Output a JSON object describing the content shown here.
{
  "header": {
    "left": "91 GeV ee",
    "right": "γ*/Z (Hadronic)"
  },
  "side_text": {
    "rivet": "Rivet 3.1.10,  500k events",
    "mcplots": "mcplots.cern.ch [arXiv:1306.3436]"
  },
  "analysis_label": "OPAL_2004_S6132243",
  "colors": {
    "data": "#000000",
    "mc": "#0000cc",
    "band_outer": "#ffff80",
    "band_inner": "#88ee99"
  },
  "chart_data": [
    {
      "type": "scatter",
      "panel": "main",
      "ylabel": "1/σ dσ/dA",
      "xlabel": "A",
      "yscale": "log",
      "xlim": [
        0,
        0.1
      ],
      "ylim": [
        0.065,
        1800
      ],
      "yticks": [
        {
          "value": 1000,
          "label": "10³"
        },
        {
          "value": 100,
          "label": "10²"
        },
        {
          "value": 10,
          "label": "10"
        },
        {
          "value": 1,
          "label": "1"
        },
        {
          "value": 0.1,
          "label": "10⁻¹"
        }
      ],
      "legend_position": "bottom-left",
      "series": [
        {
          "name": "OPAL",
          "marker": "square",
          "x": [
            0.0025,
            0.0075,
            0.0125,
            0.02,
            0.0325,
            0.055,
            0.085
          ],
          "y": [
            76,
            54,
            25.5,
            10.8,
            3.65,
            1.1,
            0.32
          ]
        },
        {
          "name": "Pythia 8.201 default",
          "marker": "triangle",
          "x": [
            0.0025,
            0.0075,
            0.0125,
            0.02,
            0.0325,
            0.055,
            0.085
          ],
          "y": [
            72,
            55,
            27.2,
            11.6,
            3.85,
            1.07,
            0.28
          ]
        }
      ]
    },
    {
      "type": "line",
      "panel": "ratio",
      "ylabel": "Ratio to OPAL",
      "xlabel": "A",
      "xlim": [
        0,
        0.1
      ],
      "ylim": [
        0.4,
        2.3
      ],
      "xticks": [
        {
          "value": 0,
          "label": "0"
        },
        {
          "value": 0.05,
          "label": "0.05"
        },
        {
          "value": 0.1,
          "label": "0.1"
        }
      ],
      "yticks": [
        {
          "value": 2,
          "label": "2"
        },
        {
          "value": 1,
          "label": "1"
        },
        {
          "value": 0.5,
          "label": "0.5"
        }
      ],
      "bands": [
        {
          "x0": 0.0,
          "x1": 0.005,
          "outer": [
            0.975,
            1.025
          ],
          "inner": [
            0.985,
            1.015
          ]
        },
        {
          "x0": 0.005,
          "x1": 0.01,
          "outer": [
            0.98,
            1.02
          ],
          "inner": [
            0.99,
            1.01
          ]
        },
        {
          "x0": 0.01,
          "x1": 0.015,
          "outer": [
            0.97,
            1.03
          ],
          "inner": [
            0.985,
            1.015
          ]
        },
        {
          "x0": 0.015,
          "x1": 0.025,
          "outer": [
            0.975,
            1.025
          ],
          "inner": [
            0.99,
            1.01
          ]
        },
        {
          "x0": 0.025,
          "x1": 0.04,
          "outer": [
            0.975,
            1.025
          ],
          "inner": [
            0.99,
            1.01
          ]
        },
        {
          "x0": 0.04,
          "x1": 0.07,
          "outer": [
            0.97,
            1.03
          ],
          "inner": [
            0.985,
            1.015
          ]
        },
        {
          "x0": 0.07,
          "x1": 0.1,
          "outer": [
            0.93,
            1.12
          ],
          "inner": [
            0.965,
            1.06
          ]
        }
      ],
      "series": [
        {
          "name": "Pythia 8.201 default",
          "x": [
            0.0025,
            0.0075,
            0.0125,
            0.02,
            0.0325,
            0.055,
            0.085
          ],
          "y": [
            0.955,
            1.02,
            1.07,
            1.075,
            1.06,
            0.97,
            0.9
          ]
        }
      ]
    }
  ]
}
-*-*-
Using the entries above, return each line that includes the word "value".

          "value": 1000,
          "value": 100,
          "value": 10,
          "value": 1,
          "value": 0.1,
          "value": 0,
          "value": 0.05,
          "value": 0.1,
          "value": 2,
          "value": 1,
          "value": 0.5,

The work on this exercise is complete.